TASK 1 ::
In the entries below, reproduce without change every line starting with the line that contains "x-tick-label: 200: [399, 258, 427, 277]" and going on through the line that contains "x-tick-label: 0: [86, 258, 95, 277]", including both of those lines.

SELECTED PASSAGE ::

Carbon Management Winner: The Co-operative Group
It was 14 years ago when the Co-operative first set its sights on carbon cutting. In 1998 the Co-operative Group's bank prohibited the financing of fossil fuel extraction, began reporting its emissions and started financing renewable energy projects. That was just the start. Today, the company's carbon management initiatives save it almost £60m a year.
The Co-operative has gone from strength to strength since signing off its first ethical plan in 2011 – a three year rolling budget and target programme integrated into its financial objectives. The company claims its plan places ethical and environmental issues on the same footing as its other business priorities.
In order to remain cutting edge, democratically-elected members of the company revise the plan targets annually, and the Co-operative believes no other business of comparable size take this democratic approach.
The latest revision contains 53 company targets ranging from halving its greenhouse gas emissions by 2020, to working with its supply chain dairy farmers to help them reduce their emissions.
The Co-operative has certainly cut their CO2 emissions dramatically in the last six years – absolute greenhouse gas emissions have fallen by 40% since 2006, saving 564,401 tonnes of CO2 annually.
Despite this, the company does not rest on its laurels, setting ambitious future targets to produce 25% of its electricity usage by 2017 and by 2020 to reduce emissions by 50%.

TASK 2 ::
Continue the article on the Co-operative Group's carbon management from its final sentence.

MATERIAL PROVIDED ::
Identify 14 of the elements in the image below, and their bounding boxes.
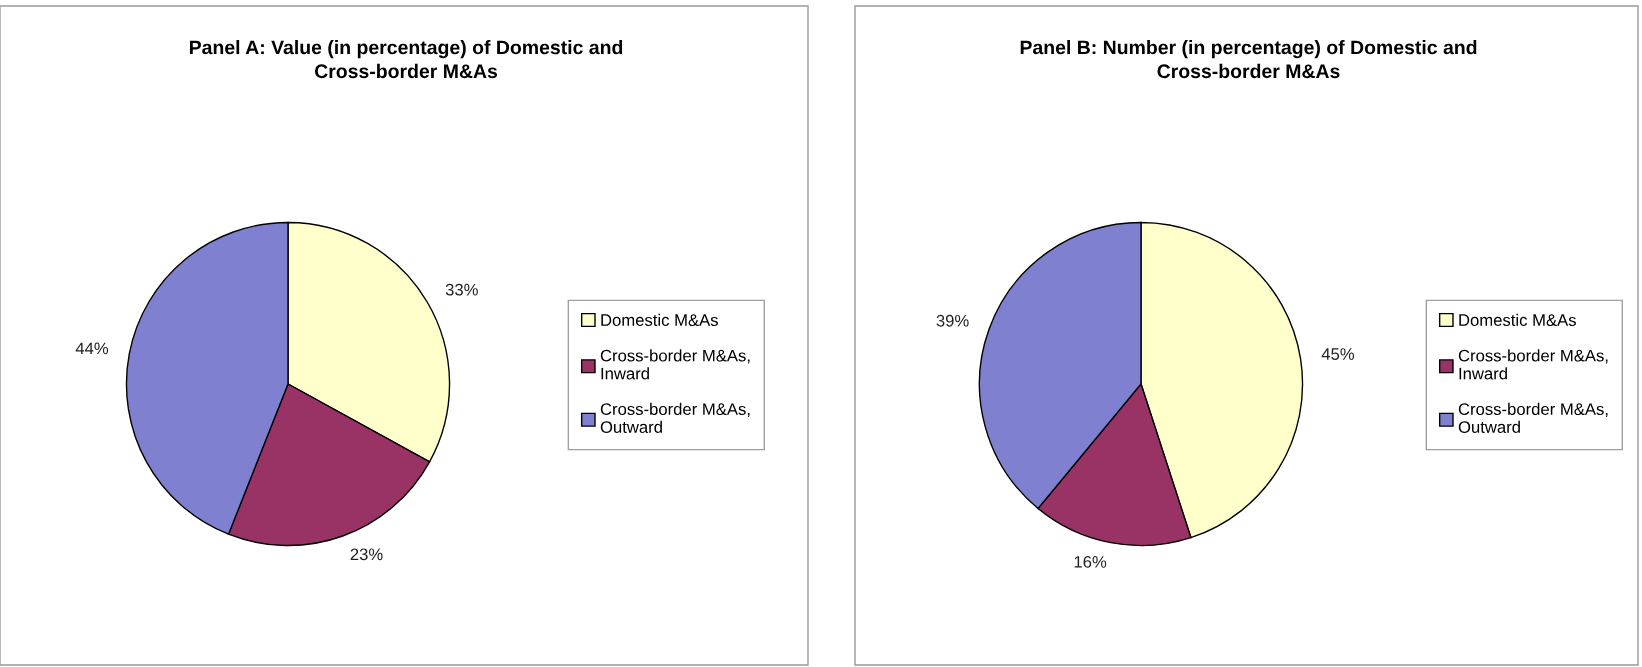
legend-label: Cross-border M&As, Outward	[600, 402, 750, 433]
data-label: 33%	[445, 283, 478, 296]
legend-label: Domestic M&As	[601, 313, 718, 326]
legend-label: Domestic M&As	[1459, 313, 1576, 326]
data-label: 16%	[1074, 555, 1107, 568]
chart-title: Panel B: Number (in percentage) of Domestic and Cross-border M&As	[1020, 40, 1477, 79]
legend-label: Cross-border M&As, Outward	[1458, 402, 1608, 433]
chart-title: Panel A: Value (in percentage) of Domestic and Cross-border M&As	[189, 40, 623, 79]
data-label: 44%	[75, 342, 109, 355]
data-label: 45%	[1321, 348, 1355, 360]
legend-label: Cross-border M&As, Inward	[600, 349, 750, 380]
legend-label: Cross-border M&As, Inward	[1458, 349, 1608, 380]
data-label: 39%	[936, 314, 969, 327]
data-label: 23%	[350, 548, 383, 561]
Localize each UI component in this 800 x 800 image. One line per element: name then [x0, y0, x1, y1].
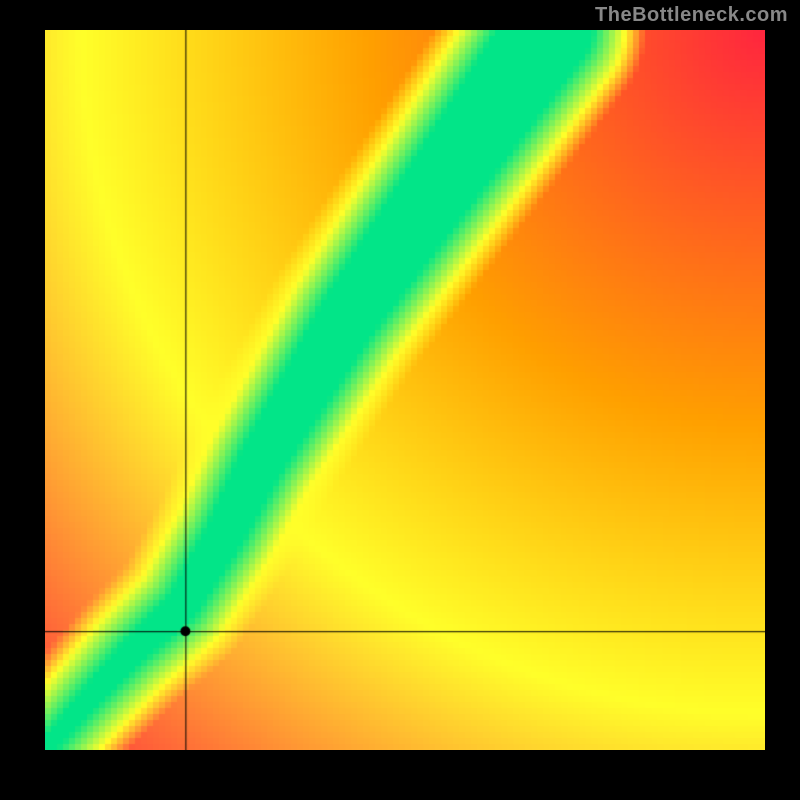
heatmap-canvas: [45, 30, 765, 750]
heatmap-plot: [45, 30, 765, 750]
chart-container: TheBottleneck.com: [0, 0, 800, 800]
attribution-label: TheBottleneck.com: [595, 4, 788, 27]
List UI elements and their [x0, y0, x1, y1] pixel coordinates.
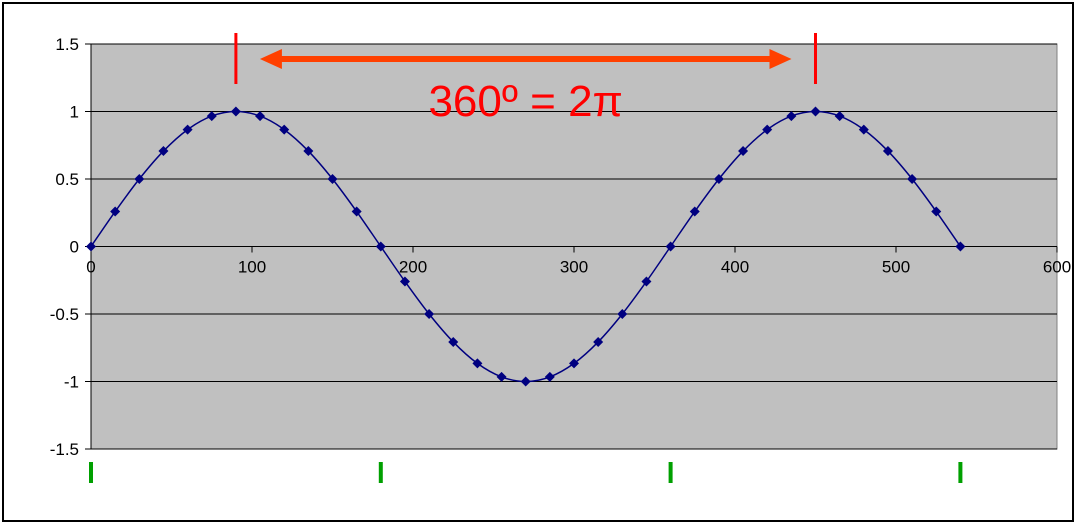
x-tick-label: 200: [399, 258, 427, 277]
data-point-marker: [520, 376, 531, 387]
data-point-marker: [279, 124, 290, 135]
annotation-layer: 360º = 2π: [234, 33, 817, 126]
data-point-marker: [110, 206, 121, 217]
axes: 1.5 1 0.5 0 -0.5 -1 -1.5 0 100 200 300 400 500 600: [50, 35, 1071, 459]
data-point-marker: [665, 241, 676, 252]
x-tick-label: 0: [86, 258, 95, 277]
sine-wave-chart: 1.5 1 0.5 0 -0.5 -1 -1.5 0 100 200 300 400 500 600 36…: [50, 33, 1071, 483]
data-point-marker: [834, 111, 845, 122]
data-point-marker: [230, 106, 241, 117]
x-tick-label: 600: [1043, 258, 1071, 277]
data-point-marker: [689, 206, 700, 217]
data-point-marker: [158, 146, 169, 157]
x-tick-label: 100: [238, 258, 266, 277]
x-tick-label: 500: [882, 258, 910, 277]
data-point-marker: [593, 336, 604, 347]
y-tick-label: 1: [70, 103, 79, 122]
period-arrow-head-left: [259, 49, 282, 69]
data-point-marker: [134, 174, 145, 184]
y-tick-label: -1.5: [50, 440, 79, 459]
data-point-marker: [448, 336, 459, 347]
series-layer: [86, 106, 966, 387]
bottom-marks: [89, 462, 963, 483]
data-point-marker: [472, 358, 483, 369]
y-tick-label: 0.5: [55, 170, 79, 189]
data-point-marker: [544, 371, 555, 382]
data-point-marker: [399, 276, 410, 287]
data-point-marker: [375, 241, 386, 252]
data-point-marker: [931, 206, 942, 217]
data-point-marker: [327, 174, 338, 184]
data-point-marker: [206, 111, 217, 122]
data-point-marker: [955, 241, 966, 252]
data-point-marker: [786, 111, 797, 122]
data-point-marker: [182, 124, 193, 135]
y-tick-label: -1: [64, 373, 79, 392]
data-point-marker: [255, 111, 266, 122]
x-tick-label: 400: [721, 258, 749, 277]
y-tick-label: -0.5: [50, 305, 79, 324]
y-tick-label: 0: [70, 238, 79, 257]
data-point-marker: [762, 124, 773, 135]
data-point-marker: [303, 146, 314, 157]
data-point-marker: [86, 241, 96, 252]
y-tick-label: 1.5: [55, 35, 79, 54]
gridlines: [91, 43, 1057, 450]
data-point-marker: [617, 309, 628, 319]
x-tick-label: 300: [560, 258, 588, 277]
data-point-marker: [569, 358, 579, 369]
data-point-marker: [496, 371, 507, 382]
data-point-marker: [738, 146, 749, 157]
data-point-marker: [351, 206, 362, 217]
data-point-marker: [641, 276, 652, 287]
data-point-marker: [858, 124, 869, 135]
data-point-marker: [713, 174, 724, 184]
data-point-marker: [882, 146, 893, 157]
data-point-marker: [810, 106, 821, 117]
data-point-marker: [907, 174, 918, 184]
data-point-marker: [424, 309, 435, 319]
period-annotation-label: 360º = 2π: [428, 77, 622, 126]
period-arrow-head-right: [769, 49, 792, 69]
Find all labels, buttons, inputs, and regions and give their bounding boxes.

WRITTEN ANSWER 1 ::
x-tick-label: 200: [399, 258, 427, 277]
data-point-marker: [520, 376, 531, 387]
data-point-marker: [279, 124, 290, 135]
annotation-layer: 360º = 2π: [234, 33, 817, 126]
data-point-marker: [110, 206, 121, 217]
axes: 1.5 1 0.5 0 -0.5 -1 -1.5 0 100 200 300 400 500 600: [50, 35, 1071, 459]
data-point-marker: [665, 241, 676, 252]
x-tick-label: 0: [86, 258, 95, 277]

WRITTEN ANSWER 2 ::
Although the Co-operative has substantially increased its turnover since 2006, across a 5,000 plus estate, it has also managed to reduce its energy consumption by 36% – from 934,104 tonnes of CO2 to 588,174 tonnes CO2. This disproves the theory that responsible cooperate behaviour suffers in a economic downturn; the opposite is often the case because reduced consumption increases savings.
In addition, the company has reduced refrigeration leakage emissions from its food stores and distribution centres by 53% and cut its transport-related emissions by 34%.
The Co-operative knows it has a long way to go to halve its emissions but it remains hopeful – citing its variety of carbon cutting techniques, from the spectacular to the everyday.
“Achieving a 50% reduction in greenhouse gas emissions by 2020 requires a huge programme of work across all aspects of our operations. Projects underway range from the massive, such as the construction of our new ‘BREEAM Outstanding’ head office in Manchester, to the seemingly mundane such as putting doors on ‘open’ refrigeration units in 2,000 stores by 2020, potentially saving 20% of the energy used by each store,” the company said.
The success of the Co-operative’s carbon cutting policies are a result of training its staff at grass roots level, as well as utilising a head office based team that manages its overall energy programme.
The company invested £13 million this year in energy efficiency store features, demonstrating a dedicated commitment to carbon cutting.
These features include the installation of LED lighting in store and in fridge cabinets, and introducing fridges that run on hydrocarbons.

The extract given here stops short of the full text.